### [Supplied entries]
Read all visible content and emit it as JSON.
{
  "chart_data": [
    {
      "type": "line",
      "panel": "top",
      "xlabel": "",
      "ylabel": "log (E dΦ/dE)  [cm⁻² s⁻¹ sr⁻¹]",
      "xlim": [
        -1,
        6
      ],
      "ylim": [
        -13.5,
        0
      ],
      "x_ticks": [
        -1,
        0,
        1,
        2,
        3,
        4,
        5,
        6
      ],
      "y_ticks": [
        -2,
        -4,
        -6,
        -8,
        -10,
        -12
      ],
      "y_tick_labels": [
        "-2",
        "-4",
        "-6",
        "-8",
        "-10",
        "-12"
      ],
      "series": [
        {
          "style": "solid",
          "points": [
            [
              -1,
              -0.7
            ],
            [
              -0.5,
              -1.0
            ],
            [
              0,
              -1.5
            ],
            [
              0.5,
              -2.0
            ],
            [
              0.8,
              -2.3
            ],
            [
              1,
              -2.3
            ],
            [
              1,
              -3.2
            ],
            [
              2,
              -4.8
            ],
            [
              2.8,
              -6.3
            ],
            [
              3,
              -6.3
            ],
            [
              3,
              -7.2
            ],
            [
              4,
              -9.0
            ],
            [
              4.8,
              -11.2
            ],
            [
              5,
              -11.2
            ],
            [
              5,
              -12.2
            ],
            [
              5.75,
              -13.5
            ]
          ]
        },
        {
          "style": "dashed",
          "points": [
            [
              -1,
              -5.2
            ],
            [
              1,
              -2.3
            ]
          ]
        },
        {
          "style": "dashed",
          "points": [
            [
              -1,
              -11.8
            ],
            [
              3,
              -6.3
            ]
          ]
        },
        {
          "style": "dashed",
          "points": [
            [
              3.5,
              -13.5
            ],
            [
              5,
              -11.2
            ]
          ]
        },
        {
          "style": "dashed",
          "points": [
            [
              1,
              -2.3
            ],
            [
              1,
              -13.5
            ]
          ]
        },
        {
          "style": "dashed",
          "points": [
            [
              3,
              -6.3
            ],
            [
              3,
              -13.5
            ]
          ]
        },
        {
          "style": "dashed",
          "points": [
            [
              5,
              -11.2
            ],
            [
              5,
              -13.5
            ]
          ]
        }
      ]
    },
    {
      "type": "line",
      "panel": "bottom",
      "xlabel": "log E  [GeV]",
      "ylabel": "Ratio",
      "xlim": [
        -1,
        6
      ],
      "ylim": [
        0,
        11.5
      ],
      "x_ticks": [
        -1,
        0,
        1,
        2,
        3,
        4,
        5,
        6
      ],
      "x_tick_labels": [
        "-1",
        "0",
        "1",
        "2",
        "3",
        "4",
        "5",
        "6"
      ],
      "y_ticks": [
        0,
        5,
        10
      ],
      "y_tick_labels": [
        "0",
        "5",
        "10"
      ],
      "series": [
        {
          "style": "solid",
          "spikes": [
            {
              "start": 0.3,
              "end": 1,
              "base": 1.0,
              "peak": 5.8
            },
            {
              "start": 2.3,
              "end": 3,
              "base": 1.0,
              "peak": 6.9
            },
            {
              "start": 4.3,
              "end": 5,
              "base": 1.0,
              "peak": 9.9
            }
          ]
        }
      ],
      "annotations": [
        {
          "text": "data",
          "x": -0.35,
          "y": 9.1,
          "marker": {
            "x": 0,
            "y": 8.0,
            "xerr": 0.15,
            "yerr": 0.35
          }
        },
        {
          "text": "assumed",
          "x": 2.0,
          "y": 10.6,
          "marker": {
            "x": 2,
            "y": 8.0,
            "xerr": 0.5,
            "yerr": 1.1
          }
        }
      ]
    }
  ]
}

### [What is being asked]
Extract all the material, leaving every line as it is.

### [Finished answer]
Read all visible content and emit it as JSON.
{
  "chart_data": [
    {
      "type": "line",
      "panel": "top",
      "xlabel": "",
      "ylabel": "log (E dΦ/dE)  [cm⁻² s⁻¹ sr⁻¹]",
      "xlim": [
        -1,
        6
      ],
      "ylim": [
        -13.5,
        0
      ],
      "x_ticks": [
        -1,
        0,
        1,
        2,
        3,
        4,
        5,
        6
      ],
      "y_ticks": [
        -2,
        -4,
        -6,
        -8,
        -10,
        -12
      ],
      "y_tick_labels": [
        "-2",
        "-4",
        "-6",
        "-8",
        "-10",
        "-12"
      ],
      "series": [
        {
          "style": "solid",
          "points": [
            [
              -1,
              -0.7
            ],
            [
              -0.5,
              -1.0
            ],
            [
              0,
              -1.5
            ],
            [
              0.5,
              -2.0
            ],
            [
              0.8,
              -2.3
            ],
            [
              1,
              -2.3
            ],
            [
              1,
              -3.2
            ],
            [
              2,
              -4.8
            ],
            [
              2.8,
              -6.3
            ],
            [
              3,
              -6.3
            ],
            [
              3,
              -7.2
            ],
            [
              4,
              -9.0
            ],
            [
              4.8,
              -11.2
            ],
            [
              5,
              -11.2
            ],
            [
              5,
              -12.2
            ],
            [
              5.75,
              -13.5
            ]
          ]
        },
        {
          "style": "dashed",
          "points": [
            [
              -1,
              -5.2
            ],
            [
              1,
              -2.3
            ]
          ]
        },
        {
          "style": "dashed",
          "points": [
            [
              -1,
              -11.8
            ],
            [
              3,
              -6.3
            ]
          ]
        },
        {
          "style": "dashed",
          "points": [
            [
              3.5,
              -13.5
            ],
            [
              5,
              -11.2
            ]
          ]
        },
        {
          "style": "dashed",
          "points": [
            [
              1,
              -2.3
            ],
            [
              1,
              -13.5
            ]
          ]
        },
        {
          "style": "dashed",
          "points": [
            [
              3,
              -6.3
            ],
            [
              3,
              -13.5
            ]
          ]
        },
        {
          "style": "dashed",
          "points": [
            [
              5,
              -11.2
            ],
            [
              5,
              -13.5
            ]
          ]
        }
      ]
    },
    {
      "type": "line",
      "panel": "bottom",
      "xlabel": "log E  [GeV]",
      "ylabel": "Ratio",
      "xlim": [
        -1,
        6
      ],
      "ylim": [
        0,
        11.5
      ],
      "x_ticks": [
        -1,
        0,
        1,
        2,
        3,
        4,
        5,
        6
      ],
      "x_tick_labels": [
        "-1",
        "0",
        "1",
        "2",
        "3",
        "4",
        "5",
        "6"
      ],
      "y_ticks": [
        0,
        5,
        10
      ],
      "y_tick_labels": [
        "0",
        "5",
        "10"
      ],
      "series": [
        {
          "style": "solid",
          "spikes": [
            {
              "start": 0.3,
              "end": 1,
              "base": 1.0,
              "peak": 5.8
            },
            {
              "start": 2.3,
              "end": 3,
              "base": 1.0,
              "peak": 6.9
            },
            {
              "start": 4.3,
              "end": 5,
              "base": 1.0,
              "peak": 9.9
            }
          ]
        }
      ],
      "annotations": [
        {
          "text": "data",
          "x": -0.35,
          "y": 9.1,
          "marker": {
            "x": 0,
            "y": 8.0,
            "xerr": 0.15,
            "yerr": 0.35
          }
        },
        {
          "text": "assumed",
          "x": 2.0,
          "y": 10.6,
          "marker": {
            "x": 2,
            "y": 8.0,
            "xerr": 0.5,
            "yerr": 1.1
          }
        }
      ]
    }
  ]
}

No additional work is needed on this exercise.